[Problem requirements] From the passage on the founding of the Pacific Media Centre, list every year it mentions, in the order they appear.

[Document section]
::::

By David Robie
Te Amokura: Pacific Media Centre (PMC) was founded at Auckland University of Technology (AUT) in October 2007 at a time of great turbulence in the Pacific.
Luamanuvao Dame Winnie Laban, at the time New Zealand’s Minister of Pacific Island Affairs before she later became Victoria University of Wellington’s Assistant Vice-Chancellor (Pasifika), launched the centre and strongly welcomed the initiative. She returned a decade later in November 2017 to celebrate the centre’s 10th anniversary.
At the time of the launch, Fiji’s so-called coup culture had become entrenched by yet another coup in December 2006 staged by military commander Commodore Voreqe Bainimarama.
However, this time it was not an ethnocentric putsch, but allegedly a “coup to end all coups” in support of a multiracial future and Bainimarama was later elected prime minister in both 2014 and 2018.

::::

[Given information]
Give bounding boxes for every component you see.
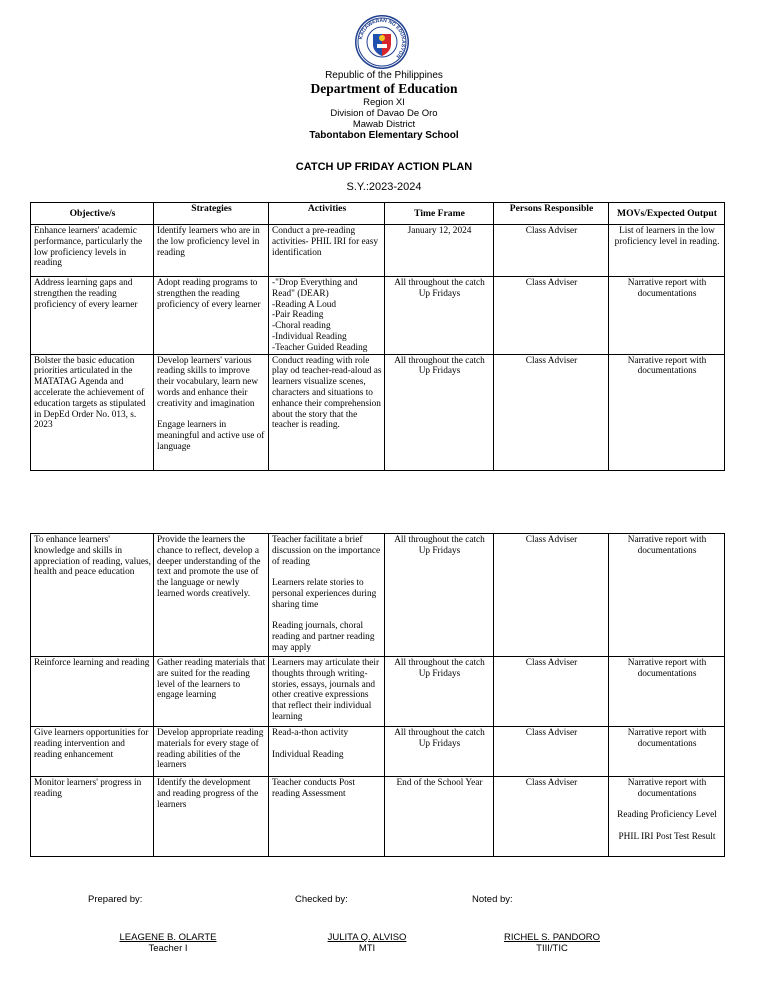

::::

[Written solution] 2007, 2017, 2006, 2014, 2018